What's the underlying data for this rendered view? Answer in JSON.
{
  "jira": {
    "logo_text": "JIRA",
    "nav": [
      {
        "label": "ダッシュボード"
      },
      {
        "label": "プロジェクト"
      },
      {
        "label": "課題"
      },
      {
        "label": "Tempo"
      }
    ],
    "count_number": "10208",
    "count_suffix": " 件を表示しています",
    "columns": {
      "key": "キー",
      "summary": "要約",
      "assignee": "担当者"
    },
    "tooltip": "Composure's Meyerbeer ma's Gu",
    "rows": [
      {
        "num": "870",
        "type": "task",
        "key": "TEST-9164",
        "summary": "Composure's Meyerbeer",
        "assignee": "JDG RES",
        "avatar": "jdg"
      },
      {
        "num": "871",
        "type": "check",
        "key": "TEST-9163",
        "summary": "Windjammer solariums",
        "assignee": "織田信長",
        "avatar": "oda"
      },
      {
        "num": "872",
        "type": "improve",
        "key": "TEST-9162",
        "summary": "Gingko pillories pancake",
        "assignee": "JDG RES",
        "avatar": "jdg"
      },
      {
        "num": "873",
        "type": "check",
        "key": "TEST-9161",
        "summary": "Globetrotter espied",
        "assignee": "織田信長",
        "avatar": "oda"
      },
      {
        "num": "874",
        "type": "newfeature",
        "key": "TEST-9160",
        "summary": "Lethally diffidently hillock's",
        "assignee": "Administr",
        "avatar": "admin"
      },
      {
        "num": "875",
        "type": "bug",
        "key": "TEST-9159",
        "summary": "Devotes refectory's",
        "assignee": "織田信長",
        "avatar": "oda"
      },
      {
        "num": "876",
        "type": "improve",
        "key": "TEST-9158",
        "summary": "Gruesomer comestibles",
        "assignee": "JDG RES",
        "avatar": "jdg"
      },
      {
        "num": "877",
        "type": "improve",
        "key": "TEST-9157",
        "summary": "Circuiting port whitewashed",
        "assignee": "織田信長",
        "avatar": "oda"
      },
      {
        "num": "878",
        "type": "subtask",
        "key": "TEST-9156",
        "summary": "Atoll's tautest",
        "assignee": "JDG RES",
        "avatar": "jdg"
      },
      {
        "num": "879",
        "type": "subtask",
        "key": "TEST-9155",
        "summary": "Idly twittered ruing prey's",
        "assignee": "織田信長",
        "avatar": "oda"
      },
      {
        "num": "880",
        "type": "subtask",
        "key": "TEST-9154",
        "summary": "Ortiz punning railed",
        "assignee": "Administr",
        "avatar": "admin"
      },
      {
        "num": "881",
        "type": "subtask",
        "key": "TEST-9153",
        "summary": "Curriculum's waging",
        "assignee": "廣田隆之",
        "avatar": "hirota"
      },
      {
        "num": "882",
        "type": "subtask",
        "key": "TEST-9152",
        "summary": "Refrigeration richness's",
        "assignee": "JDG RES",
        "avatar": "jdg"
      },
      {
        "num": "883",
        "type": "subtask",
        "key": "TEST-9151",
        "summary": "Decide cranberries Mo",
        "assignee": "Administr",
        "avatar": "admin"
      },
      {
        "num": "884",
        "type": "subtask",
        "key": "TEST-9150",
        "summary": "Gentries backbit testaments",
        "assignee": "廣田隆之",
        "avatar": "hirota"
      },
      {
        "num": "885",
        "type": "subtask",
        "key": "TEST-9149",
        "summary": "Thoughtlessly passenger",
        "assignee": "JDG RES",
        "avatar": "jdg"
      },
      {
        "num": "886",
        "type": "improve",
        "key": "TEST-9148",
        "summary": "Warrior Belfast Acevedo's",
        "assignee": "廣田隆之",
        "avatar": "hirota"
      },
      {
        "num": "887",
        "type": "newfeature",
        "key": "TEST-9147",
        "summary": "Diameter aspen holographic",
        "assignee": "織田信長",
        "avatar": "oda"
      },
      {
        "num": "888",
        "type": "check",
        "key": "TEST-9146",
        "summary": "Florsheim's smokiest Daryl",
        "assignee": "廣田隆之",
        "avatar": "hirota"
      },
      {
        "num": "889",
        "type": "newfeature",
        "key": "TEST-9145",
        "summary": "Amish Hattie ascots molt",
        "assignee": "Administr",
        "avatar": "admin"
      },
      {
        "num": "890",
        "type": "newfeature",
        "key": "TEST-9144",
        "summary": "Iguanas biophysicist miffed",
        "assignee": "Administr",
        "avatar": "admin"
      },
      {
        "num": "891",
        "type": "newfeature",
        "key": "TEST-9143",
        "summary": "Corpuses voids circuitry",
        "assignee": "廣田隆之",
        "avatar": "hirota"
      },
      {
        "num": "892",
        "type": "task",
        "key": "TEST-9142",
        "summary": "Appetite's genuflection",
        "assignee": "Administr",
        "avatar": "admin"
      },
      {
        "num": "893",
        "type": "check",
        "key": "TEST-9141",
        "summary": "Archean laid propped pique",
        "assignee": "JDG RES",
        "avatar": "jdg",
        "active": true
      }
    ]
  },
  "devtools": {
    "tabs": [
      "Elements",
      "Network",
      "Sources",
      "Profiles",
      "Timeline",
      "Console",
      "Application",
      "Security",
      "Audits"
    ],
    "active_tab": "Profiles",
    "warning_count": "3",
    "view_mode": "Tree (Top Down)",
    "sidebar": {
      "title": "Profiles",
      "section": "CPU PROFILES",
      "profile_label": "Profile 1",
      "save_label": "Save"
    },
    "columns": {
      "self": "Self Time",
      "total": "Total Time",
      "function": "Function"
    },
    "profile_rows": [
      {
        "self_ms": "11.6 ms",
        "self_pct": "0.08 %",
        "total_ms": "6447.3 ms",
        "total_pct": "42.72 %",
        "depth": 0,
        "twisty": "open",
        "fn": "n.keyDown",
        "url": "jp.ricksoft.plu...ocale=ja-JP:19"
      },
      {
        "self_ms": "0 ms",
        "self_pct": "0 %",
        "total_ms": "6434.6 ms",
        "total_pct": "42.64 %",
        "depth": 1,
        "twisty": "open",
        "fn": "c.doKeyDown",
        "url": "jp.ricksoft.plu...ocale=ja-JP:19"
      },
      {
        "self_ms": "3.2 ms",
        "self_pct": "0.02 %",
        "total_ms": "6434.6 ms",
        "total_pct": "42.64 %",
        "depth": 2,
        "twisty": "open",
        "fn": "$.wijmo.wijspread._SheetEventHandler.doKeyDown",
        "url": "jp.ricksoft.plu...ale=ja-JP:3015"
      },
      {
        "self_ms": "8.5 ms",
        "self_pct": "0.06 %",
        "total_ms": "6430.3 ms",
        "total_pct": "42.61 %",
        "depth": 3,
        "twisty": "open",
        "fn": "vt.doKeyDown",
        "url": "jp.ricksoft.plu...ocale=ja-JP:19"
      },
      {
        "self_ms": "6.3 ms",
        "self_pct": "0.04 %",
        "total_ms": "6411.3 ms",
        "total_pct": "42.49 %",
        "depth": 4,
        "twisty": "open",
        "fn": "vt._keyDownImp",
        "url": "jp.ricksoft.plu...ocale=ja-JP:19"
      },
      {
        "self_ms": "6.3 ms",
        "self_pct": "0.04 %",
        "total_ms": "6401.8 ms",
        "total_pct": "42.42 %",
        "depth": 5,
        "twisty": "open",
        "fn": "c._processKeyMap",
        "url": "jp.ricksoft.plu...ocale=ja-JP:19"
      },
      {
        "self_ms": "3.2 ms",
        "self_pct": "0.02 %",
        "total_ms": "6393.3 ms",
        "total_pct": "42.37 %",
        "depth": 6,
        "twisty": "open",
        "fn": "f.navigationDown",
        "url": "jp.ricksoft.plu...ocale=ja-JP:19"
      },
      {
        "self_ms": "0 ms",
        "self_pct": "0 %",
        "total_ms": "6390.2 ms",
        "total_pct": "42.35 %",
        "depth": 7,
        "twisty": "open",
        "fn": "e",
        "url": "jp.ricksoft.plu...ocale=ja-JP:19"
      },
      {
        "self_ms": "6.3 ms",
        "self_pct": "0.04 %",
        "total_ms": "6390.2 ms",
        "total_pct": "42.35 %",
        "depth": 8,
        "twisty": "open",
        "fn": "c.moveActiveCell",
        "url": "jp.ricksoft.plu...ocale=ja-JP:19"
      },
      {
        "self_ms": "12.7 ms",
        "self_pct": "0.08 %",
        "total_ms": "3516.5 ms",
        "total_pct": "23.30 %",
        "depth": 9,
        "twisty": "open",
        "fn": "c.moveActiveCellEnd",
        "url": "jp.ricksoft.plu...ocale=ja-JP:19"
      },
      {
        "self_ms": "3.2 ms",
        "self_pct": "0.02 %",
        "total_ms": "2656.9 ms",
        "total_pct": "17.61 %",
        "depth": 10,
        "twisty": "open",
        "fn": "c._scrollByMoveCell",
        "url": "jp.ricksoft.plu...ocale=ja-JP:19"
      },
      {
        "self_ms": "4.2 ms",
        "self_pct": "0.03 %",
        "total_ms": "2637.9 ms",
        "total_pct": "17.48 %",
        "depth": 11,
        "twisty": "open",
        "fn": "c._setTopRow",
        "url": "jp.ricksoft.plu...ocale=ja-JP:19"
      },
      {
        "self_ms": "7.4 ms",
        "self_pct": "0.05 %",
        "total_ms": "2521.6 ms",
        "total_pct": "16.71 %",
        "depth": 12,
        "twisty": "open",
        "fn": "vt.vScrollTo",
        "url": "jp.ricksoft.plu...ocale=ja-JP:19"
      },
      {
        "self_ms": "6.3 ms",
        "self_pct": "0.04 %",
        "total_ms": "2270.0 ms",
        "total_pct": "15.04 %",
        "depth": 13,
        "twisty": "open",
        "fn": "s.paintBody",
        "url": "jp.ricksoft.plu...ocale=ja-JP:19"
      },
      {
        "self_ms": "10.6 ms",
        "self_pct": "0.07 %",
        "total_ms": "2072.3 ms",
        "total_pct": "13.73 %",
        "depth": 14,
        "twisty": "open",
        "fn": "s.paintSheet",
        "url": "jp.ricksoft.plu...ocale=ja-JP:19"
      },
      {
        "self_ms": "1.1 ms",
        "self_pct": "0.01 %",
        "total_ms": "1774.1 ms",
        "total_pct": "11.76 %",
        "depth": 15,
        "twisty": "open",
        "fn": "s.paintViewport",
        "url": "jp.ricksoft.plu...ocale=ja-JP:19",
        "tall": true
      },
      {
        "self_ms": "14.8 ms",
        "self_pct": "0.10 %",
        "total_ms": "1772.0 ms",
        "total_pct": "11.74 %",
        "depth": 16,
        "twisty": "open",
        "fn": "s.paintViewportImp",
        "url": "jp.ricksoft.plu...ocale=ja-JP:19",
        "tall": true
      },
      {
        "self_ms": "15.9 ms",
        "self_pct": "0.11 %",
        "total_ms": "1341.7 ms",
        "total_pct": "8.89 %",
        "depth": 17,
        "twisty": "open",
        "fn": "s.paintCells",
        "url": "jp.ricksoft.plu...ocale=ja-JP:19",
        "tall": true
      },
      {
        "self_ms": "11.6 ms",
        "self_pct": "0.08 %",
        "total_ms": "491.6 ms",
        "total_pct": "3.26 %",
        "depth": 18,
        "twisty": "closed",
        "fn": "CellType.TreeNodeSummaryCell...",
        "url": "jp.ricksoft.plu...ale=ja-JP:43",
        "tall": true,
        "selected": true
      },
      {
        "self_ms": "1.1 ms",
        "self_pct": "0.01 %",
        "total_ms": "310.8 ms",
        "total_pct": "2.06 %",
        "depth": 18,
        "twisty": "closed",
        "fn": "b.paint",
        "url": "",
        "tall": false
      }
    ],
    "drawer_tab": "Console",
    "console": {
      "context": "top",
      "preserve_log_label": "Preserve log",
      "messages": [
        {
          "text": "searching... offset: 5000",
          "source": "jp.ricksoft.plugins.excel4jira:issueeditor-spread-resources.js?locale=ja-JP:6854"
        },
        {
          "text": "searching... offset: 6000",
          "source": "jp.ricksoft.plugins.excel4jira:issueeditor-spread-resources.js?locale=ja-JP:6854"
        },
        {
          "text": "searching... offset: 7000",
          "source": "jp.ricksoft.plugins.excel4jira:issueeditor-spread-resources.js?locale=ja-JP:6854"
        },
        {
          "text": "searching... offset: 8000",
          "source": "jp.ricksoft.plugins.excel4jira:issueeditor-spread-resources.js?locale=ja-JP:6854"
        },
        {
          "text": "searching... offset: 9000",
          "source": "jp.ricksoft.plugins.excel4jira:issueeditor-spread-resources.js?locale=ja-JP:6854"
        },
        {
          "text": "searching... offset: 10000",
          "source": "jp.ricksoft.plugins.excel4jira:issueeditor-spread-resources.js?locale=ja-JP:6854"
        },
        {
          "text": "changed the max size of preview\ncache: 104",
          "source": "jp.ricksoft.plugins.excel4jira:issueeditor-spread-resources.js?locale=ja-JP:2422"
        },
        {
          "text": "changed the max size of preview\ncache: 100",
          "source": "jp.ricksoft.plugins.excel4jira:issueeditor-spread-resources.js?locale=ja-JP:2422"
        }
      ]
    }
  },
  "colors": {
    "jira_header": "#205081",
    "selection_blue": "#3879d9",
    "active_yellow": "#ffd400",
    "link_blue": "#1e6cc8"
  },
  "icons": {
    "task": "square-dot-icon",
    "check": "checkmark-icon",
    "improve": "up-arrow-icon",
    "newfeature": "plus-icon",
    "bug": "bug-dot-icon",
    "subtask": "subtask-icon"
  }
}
++++++++++++++++++++
Scan the data above and copy every line with "offset" in it.

> Finished task:
          "text": "searching... offset: 5000",
          "text": "searching... offset: 6000",
          "text": "searching... offset: 7000",
          "text": "searching... offset: 8000",
          "text": "searching... offset: 9000",
          "text": "searching... offset: 10000",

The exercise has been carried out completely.